§ BRIEF
Output solely the number of lines containing the string "grandes".

§ SUPPLIED MATERIAL
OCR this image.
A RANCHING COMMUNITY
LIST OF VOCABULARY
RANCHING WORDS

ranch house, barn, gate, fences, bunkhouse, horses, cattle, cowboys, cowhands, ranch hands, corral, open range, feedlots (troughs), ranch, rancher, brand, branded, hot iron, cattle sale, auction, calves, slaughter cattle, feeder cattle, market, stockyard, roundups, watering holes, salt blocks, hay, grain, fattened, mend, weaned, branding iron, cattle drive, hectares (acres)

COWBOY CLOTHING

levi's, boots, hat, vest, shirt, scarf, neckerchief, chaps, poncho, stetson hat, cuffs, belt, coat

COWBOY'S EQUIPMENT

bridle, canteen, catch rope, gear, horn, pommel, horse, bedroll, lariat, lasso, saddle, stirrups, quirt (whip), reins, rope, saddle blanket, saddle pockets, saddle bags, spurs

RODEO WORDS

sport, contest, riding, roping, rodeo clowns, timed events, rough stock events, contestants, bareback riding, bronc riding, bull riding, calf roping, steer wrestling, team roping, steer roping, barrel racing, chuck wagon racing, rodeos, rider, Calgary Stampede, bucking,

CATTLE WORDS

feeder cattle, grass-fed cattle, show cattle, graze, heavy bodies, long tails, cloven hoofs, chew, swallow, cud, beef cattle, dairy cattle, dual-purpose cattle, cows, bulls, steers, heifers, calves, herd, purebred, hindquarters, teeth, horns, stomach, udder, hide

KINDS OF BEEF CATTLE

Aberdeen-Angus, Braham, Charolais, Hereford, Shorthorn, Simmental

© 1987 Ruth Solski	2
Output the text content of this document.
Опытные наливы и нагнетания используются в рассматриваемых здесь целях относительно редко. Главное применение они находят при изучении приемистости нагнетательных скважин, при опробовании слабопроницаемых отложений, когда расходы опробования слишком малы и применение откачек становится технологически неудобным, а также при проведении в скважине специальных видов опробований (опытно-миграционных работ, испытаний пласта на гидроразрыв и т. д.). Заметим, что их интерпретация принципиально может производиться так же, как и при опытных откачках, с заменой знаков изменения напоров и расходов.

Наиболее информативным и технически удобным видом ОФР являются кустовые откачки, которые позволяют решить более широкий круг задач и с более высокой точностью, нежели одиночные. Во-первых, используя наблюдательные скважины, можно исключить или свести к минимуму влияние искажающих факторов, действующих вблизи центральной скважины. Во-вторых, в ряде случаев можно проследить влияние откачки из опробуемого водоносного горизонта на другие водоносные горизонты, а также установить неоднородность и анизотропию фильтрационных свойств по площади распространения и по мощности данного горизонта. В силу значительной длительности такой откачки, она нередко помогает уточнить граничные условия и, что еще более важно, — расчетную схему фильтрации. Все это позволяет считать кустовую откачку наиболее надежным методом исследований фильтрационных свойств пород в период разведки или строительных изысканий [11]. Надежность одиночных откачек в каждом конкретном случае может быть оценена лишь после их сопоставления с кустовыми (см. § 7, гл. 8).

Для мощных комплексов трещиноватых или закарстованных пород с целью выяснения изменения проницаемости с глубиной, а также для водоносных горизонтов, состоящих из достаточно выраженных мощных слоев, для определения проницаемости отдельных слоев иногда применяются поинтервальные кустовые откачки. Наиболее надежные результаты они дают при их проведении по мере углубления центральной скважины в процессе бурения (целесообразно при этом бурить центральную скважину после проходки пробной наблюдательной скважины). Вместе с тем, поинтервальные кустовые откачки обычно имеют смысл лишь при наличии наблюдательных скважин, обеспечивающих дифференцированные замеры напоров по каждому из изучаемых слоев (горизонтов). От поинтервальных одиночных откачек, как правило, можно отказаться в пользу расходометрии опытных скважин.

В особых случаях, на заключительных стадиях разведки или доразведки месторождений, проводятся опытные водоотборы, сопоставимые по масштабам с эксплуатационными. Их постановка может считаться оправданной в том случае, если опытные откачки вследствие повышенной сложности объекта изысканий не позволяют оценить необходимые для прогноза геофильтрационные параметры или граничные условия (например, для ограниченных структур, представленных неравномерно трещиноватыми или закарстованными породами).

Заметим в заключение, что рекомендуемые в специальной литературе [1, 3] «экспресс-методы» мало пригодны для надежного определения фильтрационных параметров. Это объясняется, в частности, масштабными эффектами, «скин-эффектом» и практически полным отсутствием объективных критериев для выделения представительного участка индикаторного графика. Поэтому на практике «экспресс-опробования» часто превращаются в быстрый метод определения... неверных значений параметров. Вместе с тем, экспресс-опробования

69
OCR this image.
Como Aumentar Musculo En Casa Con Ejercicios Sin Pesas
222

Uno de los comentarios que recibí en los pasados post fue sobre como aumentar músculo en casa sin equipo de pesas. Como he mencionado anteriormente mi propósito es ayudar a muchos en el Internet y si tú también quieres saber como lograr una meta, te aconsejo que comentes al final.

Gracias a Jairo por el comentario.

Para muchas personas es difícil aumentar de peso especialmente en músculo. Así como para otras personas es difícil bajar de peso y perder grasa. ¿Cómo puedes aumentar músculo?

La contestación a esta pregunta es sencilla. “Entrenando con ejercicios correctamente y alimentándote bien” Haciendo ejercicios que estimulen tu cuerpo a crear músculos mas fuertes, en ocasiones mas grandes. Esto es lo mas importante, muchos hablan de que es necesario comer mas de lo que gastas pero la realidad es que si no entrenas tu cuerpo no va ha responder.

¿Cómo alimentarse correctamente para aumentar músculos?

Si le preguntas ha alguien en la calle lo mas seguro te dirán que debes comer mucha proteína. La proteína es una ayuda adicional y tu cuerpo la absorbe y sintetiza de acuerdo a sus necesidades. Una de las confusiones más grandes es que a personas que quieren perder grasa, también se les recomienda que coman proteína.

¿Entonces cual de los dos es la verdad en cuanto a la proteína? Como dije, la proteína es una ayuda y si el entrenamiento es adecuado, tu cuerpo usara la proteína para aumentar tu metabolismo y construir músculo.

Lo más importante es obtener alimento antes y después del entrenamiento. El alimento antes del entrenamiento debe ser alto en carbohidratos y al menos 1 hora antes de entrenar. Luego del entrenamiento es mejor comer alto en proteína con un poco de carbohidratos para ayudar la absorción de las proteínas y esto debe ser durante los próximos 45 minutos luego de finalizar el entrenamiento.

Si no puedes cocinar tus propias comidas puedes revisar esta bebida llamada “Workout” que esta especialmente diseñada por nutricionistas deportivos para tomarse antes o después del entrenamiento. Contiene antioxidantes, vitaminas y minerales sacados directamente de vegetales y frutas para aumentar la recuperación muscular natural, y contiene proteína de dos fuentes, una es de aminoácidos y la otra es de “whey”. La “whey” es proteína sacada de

§ EXERCISE OUTPUT
2